Dataset content:
--------

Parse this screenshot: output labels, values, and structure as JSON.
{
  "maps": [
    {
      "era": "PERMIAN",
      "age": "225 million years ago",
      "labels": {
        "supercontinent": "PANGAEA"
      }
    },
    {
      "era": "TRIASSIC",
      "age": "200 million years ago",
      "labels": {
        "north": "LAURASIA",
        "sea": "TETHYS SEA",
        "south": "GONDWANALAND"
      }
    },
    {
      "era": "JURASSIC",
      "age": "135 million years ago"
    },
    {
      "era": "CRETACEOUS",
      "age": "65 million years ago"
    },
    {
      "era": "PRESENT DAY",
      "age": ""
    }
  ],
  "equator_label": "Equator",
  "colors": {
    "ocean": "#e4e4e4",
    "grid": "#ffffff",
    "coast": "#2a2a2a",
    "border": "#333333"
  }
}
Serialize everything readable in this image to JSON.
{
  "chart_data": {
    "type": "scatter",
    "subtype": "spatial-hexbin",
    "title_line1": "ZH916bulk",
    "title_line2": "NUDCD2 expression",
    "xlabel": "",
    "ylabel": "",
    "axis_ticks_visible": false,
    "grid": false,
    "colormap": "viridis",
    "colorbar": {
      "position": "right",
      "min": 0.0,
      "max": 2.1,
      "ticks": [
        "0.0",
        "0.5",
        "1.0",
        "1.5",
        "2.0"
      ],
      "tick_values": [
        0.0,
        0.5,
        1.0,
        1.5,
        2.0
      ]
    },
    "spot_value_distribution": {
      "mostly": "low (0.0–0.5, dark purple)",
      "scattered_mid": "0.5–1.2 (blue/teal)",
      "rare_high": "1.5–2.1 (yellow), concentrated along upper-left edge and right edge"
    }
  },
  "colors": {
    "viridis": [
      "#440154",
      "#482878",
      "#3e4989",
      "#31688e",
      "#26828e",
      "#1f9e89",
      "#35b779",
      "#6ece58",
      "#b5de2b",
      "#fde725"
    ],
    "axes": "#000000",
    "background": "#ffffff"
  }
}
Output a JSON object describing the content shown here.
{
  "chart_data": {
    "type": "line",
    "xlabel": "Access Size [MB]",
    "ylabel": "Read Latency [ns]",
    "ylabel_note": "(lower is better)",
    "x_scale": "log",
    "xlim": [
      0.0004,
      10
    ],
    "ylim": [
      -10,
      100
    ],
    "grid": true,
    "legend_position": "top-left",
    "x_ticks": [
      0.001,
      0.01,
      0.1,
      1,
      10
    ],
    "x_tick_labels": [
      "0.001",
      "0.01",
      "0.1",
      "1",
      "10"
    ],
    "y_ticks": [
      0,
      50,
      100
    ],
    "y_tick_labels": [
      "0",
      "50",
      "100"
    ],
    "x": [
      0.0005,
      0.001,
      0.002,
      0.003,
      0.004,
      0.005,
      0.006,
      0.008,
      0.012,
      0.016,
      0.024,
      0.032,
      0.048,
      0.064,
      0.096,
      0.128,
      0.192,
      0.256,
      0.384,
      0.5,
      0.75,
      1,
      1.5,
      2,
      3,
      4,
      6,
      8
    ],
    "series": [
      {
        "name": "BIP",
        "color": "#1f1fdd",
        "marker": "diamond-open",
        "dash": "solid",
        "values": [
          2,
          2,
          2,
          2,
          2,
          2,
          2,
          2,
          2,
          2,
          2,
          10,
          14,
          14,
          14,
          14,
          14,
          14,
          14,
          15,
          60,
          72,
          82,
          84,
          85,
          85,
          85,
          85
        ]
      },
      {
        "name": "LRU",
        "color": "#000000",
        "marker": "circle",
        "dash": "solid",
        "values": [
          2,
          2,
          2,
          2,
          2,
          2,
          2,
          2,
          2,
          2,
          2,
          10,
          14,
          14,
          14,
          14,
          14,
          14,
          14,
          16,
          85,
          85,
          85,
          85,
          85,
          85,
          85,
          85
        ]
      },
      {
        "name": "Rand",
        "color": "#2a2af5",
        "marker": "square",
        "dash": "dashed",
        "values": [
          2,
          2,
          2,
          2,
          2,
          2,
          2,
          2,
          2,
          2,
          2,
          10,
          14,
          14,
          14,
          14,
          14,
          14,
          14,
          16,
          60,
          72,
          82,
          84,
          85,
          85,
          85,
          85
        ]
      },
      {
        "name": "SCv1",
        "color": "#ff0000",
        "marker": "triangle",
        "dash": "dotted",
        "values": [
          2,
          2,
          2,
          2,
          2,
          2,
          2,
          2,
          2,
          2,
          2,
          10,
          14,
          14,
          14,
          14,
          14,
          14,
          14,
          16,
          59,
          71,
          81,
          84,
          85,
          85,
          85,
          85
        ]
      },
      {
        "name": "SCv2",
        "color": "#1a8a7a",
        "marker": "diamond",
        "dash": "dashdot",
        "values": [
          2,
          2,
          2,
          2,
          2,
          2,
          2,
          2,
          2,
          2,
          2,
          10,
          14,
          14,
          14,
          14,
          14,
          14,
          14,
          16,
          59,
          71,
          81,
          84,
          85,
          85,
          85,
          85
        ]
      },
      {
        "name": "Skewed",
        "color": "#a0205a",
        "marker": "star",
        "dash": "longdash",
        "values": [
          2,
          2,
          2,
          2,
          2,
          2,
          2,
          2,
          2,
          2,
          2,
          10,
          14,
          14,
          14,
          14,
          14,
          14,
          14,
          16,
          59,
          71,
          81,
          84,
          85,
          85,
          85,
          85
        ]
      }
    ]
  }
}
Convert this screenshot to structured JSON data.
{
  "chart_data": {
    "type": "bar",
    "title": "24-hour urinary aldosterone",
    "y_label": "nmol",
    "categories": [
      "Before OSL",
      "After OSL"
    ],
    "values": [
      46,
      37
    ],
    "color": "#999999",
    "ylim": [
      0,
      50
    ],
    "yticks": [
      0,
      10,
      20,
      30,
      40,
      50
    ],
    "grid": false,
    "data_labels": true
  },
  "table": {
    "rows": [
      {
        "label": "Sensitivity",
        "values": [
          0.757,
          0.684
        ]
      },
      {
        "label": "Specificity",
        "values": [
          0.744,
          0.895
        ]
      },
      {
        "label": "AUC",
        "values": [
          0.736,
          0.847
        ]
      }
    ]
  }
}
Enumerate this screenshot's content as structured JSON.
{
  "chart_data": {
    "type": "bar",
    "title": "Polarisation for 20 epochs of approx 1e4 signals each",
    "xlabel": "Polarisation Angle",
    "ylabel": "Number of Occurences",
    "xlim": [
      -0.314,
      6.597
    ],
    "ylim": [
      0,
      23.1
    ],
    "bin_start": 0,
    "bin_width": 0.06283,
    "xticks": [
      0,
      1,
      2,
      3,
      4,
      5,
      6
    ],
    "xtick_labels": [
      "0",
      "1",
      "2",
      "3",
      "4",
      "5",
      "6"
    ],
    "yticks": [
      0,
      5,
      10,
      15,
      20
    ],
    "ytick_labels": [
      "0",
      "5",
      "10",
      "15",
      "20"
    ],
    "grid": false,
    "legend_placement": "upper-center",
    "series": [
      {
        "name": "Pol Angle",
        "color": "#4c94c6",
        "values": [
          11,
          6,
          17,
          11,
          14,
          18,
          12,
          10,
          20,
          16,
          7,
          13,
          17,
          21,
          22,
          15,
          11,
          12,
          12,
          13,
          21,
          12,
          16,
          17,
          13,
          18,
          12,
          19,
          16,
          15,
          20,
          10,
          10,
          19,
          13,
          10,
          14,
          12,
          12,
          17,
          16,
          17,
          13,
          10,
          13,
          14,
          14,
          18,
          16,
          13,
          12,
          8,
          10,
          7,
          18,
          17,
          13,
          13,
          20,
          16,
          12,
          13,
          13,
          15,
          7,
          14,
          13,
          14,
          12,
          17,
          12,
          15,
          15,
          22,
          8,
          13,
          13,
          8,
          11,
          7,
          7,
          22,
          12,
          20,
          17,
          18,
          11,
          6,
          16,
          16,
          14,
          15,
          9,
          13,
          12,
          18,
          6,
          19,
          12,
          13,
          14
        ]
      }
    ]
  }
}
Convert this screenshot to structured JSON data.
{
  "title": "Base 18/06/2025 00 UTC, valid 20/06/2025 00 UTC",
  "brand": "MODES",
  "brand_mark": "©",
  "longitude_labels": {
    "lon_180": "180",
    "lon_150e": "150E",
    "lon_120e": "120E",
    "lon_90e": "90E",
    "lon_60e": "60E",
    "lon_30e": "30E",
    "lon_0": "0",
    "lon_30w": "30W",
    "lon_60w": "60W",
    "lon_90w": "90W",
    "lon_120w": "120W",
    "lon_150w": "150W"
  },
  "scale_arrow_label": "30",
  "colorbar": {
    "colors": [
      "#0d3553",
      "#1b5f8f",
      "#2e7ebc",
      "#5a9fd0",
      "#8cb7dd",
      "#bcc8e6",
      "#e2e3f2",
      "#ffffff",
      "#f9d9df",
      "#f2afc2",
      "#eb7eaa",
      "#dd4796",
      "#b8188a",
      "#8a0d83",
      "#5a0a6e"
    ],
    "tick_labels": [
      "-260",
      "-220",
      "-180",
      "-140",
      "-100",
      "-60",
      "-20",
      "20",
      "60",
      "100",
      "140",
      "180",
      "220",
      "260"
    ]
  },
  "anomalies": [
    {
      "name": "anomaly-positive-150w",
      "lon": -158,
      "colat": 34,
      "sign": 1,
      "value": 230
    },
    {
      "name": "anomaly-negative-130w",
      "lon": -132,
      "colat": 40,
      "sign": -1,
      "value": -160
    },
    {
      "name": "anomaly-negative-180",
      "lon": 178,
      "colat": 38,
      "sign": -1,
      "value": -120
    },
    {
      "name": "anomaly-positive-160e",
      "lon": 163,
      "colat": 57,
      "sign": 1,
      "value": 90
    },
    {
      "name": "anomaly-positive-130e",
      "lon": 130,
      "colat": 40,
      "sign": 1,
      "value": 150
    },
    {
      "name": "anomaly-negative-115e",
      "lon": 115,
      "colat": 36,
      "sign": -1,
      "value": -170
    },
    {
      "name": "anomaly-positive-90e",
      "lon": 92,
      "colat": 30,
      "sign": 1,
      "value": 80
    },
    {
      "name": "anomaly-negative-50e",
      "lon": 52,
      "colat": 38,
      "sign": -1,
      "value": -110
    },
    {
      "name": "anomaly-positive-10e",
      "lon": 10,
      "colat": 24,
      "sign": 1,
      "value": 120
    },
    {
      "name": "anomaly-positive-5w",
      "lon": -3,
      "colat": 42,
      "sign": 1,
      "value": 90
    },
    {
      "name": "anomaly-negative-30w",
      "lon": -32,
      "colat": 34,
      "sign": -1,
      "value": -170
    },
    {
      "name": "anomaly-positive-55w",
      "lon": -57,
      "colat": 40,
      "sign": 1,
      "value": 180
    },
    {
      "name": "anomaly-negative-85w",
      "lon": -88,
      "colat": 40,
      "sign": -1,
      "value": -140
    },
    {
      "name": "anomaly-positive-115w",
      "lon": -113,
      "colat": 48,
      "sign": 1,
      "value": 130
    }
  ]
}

--------

Task requirements: Search the records for the word "left", then list every line that has it.

Finished task:
      "rare_high": "1.5–2.1 (yellow), concentrated along upper-left edge and right edge"
    "legend_position": "top-left",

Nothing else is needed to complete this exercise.